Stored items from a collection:
━━━
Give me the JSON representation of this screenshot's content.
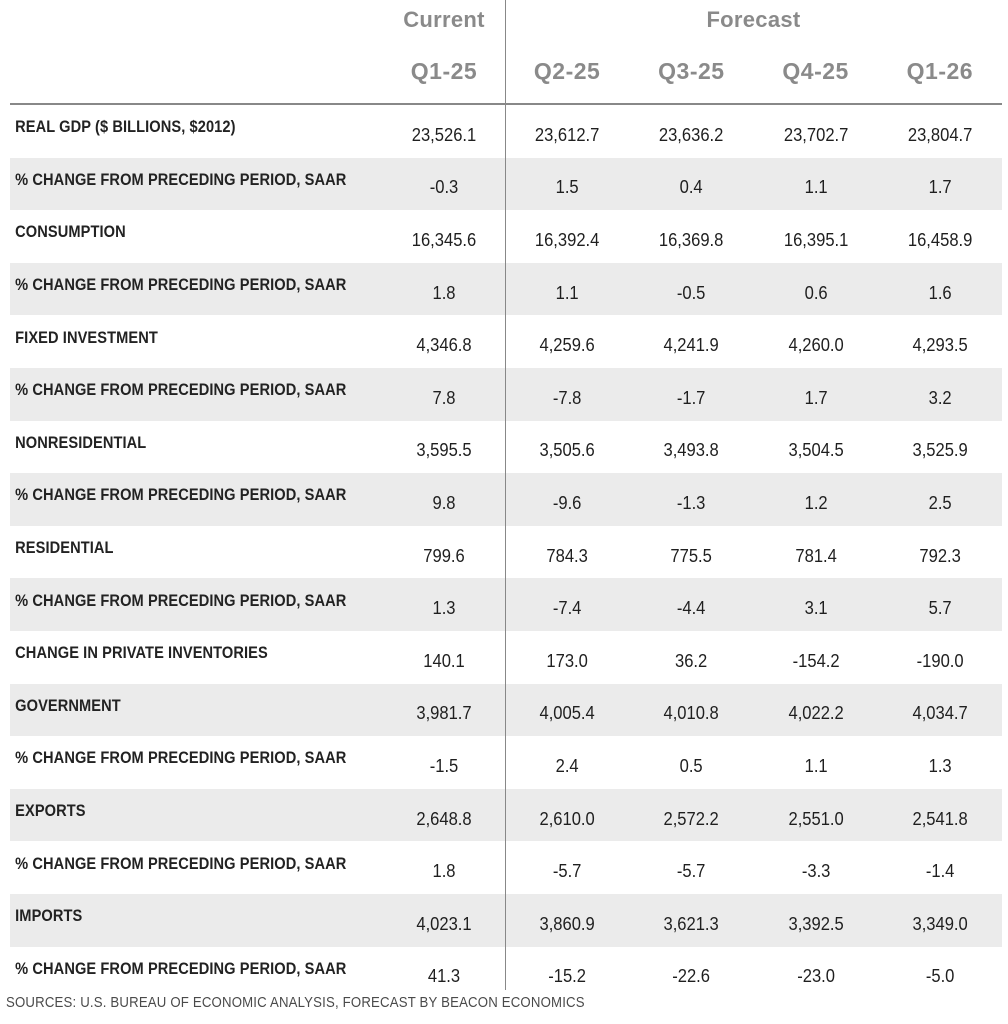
{
  "chart_data": {
    "type": "table",
    "column_groups": [
      {
        "label": "Current",
        "span": 1
      },
      {
        "label": "Forecast",
        "span": 4
      }
    ],
    "columns": [
      "Q1-25",
      "Q2-25",
      "Q3-25",
      "Q4-25",
      "Q1-26"
    ],
    "rows": [
      {
        "label": "REAL GDP ($ BILLIONS, $2012)",
        "values": [
          "23,526.1",
          "23,612.7",
          "23,636.2",
          "23,702.7",
          "23,804.7"
        ]
      },
      {
        "label": "% CHANGE FROM PRECEDING PERIOD, SAAR",
        "values": [
          "-0.3",
          "1.5",
          "0.4",
          "1.1",
          "1.7"
        ]
      },
      {
        "label": "CONSUMPTION",
        "values": [
          "16,345.6",
          "16,392.4",
          "16,369.8",
          "16,395.1",
          "16,458.9"
        ]
      },
      {
        "label": "% CHANGE FROM PRECEDING PERIOD, SAAR",
        "values": [
          "1.8",
          "1.1",
          "-0.5",
          "0.6",
          "1.6"
        ]
      },
      {
        "label": "FIXED INVESTMENT",
        "values": [
          "4,346.8",
          "4,259.6",
          "4,241.9",
          "4,260.0",
          "4,293.5"
        ]
      },
      {
        "label": "% CHANGE FROM PRECEDING PERIOD, SAAR",
        "values": [
          "7.8",
          "-7.8",
          "-1.7",
          "1.7",
          "3.2"
        ]
      },
      {
        "label": "NONRESIDENTIAL",
        "values": [
          "3,595.5",
          "3,505.6",
          "3,493.8",
          "3,504.5",
          "3,525.9"
        ]
      },
      {
        "label": "% CHANGE FROM PRECEDING PERIOD, SAAR",
        "values": [
          "9.8",
          "-9.6",
          "-1.3",
          "1.2",
          "2.5"
        ]
      },
      {
        "label": "RESIDENTIAL",
        "values": [
          "799.6",
          "784.3",
          "775.5",
          "781.4",
          "792.3"
        ]
      },
      {
        "label": "% CHANGE FROM PRECEDING PERIOD, SAAR",
        "values": [
          "1.3",
          "-7.4",
          "-4.4",
          "3.1",
          "5.7"
        ]
      },
      {
        "label": "CHANGE IN PRIVATE INVENTORIES",
        "values": [
          "140.1",
          "173.0",
          "36.2",
          "-154.2",
          "-190.0"
        ]
      },
      {
        "label": "GOVERNMENT",
        "values": [
          "3,981.7",
          "4,005.4",
          "4,010.8",
          "4,022.2",
          "4,034.7"
        ]
      },
      {
        "label": "% CHANGE FROM PRECEDING PERIOD, SAAR",
        "values": [
          "-1.5",
          "2.4",
          "0.5",
          "1.1",
          "1.3"
        ]
      },
      {
        "label": "EXPORTS",
        "values": [
          "2,648.8",
          "2,610.0",
          "2,572.2",
          "2,551.0",
          "2,541.8"
        ]
      },
      {
        "label": "% CHANGE FROM PRECEDING PERIOD, SAAR",
        "values": [
          "1.8",
          "-5.7",
          "-5.7",
          "-3.3",
          "-1.4"
        ]
      },
      {
        "label": "IMPORTS",
        "values": [
          "4,023.1",
          "3,860.9",
          "3,621.3",
          "3,392.5",
          "3,349.0"
        ]
      },
      {
        "label": "% CHANGE FROM PRECEDING PERIOD, SAAR",
        "values": [
          "41.3",
          "-15.2",
          "-22.6",
          "-23.0",
          "-5.0"
        ]
      }
    ],
    "source": "SOURCES: U.S. BUREAU OF ECONOMIC ANALYSIS, FORECAST BY BEACON ECONOMICS"
  },
  "colors": {
    "header_text": "#8a8a8a",
    "shaded_row": "#ebebeb",
    "rule": "#888888"
  }
}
━━━
WHAT IS REQUIRED. Can you repeat every record above exactly, apart from the pictures?

SOLVED PROBLEM.
Give me the JSON representation of this screenshot's content.
{
  "chart_data": {
    "type": "table",
    "column_groups": [
      {
        "label": "Current",
        "span": 1
      },
      {
        "label": "Forecast",
        "span": 4
      }
    ],
    "columns": [
      "Q1-25",
      "Q2-25",
      "Q3-25",
      "Q4-25",
      "Q1-26"
    ],
    "rows": [
      {
        "label": "REAL GDP ($ BILLIONS, $2012)",
        "values": [
          "23,526.1",
          "23,612.7",
          "23,636.2",
          "23,702.7",
          "23,804.7"
        ]
      },
      {
        "label": "% CHANGE FROM PRECEDING PERIOD, SAAR",
        "values": [
          "-0.3",
          "1.5",
          "0.4",
          "1.1",
          "1.7"
        ]
      },
      {
        "label": "CONSUMPTION",
        "values": [
          "16,345.6",
          "16,392.4",
          "16,369.8",
          "16,395.1",
          "16,458.9"
        ]
      },
      {
        "label": "% CHANGE FROM PRECEDING PERIOD, SAAR",
        "values": [
          "1.8",
          "1.1",
          "-0.5",
          "0.6",
          "1.6"
        ]
      },
      {
        "label": "FIXED INVESTMENT",
        "values": [
          "4,346.8",
          "4,259.6",
          "4,241.9",
          "4,260.0",
          "4,293.5"
        ]
      },
      {
        "label": "% CHANGE FROM PRECEDING PERIOD, SAAR",
        "values": [
          "7.8",
          "-7.8",
          "-1.7",
          "1.7",
          "3.2"
        ]
      },
      {
        "label": "NONRESIDENTIAL",
        "values": [
          "3,595.5",
          "3,505.6",
          "3,493.8",
          "3,504.5",
          "3,525.9"
        ]
      },
      {
        "label": "% CHANGE FROM PRECEDING PERIOD, SAAR",
        "values": [
          "9.8",
          "-9.6",
          "-1.3",
          "1.2",
          "2.5"
        ]
      },
      {
        "label": "RESIDENTIAL",
        "values": [
          "799.6",
          "784.3",
          "775.5",
          "781.4",
          "792.3"
        ]
      },
      {
        "label": "% CHANGE FROM PRECEDING PERIOD, SAAR",
        "values": [
          "1.3",
          "-7.4",
          "-4.4",
          "3.1",
          "5.7"
        ]
      },
      {
        "label": "CHANGE IN PRIVATE INVENTORIES",
        "values": [
          "140.1",
          "173.0",
          "36.2",
          "-154.2",
          "-190.0"
        ]
      },
      {
        "label": "GOVERNMENT",
        "values": [
          "3,981.7",
          "4,005.4",
          "4,010.8",
          "4,022.2",
          "4,034.7"
        ]
      },
      {
        "label": "% CHANGE FROM PRECEDING PERIOD, SAAR",
        "values": [
          "-1.5",
          "2.4",
          "0.5",
          "1.1",
          "1.3"
        ]
      },
      {
        "label": "EXPORTS",
        "values": [
          "2,648.8",
          "2,610.0",
          "2,572.2",
          "2,551.0",
          "2,541.8"
        ]
      },
      {
        "label": "% CHANGE FROM PRECEDING PERIOD, SAAR",
        "values": [
          "1.8",
          "-5.7",
          "-5.7",
          "-3.3",
          "-1.4"
        ]
      },
      {
        "label": "IMPORTS",
        "values": [
          "4,023.1",
          "3,860.9",
          "3,621.3",
          "3,392.5",
          "3,349.0"
        ]
      },
      {
        "label": "% CHANGE FROM PRECEDING PERIOD, SAAR",
        "values": [
          "41.3",
          "-15.2",
          "-22.6",
          "-23.0",
          "-5.0"
        ]
      }
    ],
    "source": "SOURCES: U.S. BUREAU OF ECONOMIC ANALYSIS, FORECAST BY BEACON ECONOMICS"
  },
  "colors": {
    "header_text": "#8a8a8a",
    "shaded_row": "#ebebeb",
    "rule": "#888888"
  }
}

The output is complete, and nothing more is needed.